• _Task objective_:
Read the records below and copy each line that contains "Staff".

■ ■ ■ ■ ■

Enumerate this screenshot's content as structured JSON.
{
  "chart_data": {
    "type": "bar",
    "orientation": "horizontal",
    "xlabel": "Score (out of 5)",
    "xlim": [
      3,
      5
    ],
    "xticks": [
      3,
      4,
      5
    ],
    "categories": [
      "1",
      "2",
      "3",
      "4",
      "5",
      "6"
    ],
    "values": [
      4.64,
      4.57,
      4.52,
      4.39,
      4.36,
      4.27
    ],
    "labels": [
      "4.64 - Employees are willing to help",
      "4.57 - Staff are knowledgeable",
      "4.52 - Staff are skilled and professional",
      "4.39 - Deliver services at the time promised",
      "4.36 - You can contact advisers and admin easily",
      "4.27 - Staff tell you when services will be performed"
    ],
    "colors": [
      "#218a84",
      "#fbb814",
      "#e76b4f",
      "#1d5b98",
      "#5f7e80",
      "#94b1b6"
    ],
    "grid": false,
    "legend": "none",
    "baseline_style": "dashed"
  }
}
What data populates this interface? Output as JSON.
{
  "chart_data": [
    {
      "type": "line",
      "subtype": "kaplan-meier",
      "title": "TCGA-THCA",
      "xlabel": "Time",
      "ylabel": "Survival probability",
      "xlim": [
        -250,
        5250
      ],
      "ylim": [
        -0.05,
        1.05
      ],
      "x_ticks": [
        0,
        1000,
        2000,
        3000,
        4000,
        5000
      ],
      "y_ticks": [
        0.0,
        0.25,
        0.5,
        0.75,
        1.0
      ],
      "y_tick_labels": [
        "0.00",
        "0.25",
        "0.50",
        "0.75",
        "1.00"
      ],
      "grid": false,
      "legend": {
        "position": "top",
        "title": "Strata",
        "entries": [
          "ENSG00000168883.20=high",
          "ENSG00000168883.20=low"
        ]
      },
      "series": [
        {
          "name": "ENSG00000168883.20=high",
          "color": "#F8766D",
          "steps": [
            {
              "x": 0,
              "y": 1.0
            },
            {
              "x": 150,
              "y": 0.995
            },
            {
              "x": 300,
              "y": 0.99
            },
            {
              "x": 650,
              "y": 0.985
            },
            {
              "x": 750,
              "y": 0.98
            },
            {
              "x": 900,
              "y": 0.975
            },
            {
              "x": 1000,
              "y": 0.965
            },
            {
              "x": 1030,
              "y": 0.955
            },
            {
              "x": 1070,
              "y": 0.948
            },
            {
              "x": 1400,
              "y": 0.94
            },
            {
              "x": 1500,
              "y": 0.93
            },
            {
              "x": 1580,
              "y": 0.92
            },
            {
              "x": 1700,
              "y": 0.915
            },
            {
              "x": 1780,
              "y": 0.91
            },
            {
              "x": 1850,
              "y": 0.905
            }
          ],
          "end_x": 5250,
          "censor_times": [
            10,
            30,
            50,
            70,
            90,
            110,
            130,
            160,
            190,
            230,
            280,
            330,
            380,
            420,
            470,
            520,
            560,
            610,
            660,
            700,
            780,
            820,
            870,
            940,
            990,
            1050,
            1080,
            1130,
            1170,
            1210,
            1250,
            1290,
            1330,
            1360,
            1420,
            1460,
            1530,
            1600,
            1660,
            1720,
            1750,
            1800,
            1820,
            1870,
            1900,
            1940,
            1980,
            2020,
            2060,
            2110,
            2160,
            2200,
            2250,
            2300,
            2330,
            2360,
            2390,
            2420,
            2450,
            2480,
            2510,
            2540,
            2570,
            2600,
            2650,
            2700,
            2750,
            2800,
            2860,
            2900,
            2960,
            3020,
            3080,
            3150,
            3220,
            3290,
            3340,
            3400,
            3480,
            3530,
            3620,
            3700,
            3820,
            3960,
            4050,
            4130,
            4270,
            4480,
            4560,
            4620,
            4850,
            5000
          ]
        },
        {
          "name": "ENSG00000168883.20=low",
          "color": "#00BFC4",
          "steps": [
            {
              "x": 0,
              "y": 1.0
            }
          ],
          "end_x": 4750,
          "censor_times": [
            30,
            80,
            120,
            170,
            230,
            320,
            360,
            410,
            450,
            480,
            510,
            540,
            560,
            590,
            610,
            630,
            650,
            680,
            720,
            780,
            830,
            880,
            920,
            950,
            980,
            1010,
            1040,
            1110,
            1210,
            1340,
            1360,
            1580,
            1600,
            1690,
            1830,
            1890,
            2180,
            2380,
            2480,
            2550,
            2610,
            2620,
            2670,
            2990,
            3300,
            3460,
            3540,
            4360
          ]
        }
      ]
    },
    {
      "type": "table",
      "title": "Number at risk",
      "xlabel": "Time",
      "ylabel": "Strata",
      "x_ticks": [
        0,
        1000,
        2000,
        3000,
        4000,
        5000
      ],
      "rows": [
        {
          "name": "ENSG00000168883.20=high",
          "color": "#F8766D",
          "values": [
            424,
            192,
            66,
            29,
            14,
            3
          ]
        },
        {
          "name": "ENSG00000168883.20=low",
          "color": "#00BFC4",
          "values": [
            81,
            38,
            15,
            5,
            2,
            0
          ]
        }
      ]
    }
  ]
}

■ ■ ■ ■ ■

• _In response_:
      "4.57 - Staff are knowledgeable",
      "4.52 - Staff are skilled and professional",
      "4.27 - Staff tell you when services will be performed"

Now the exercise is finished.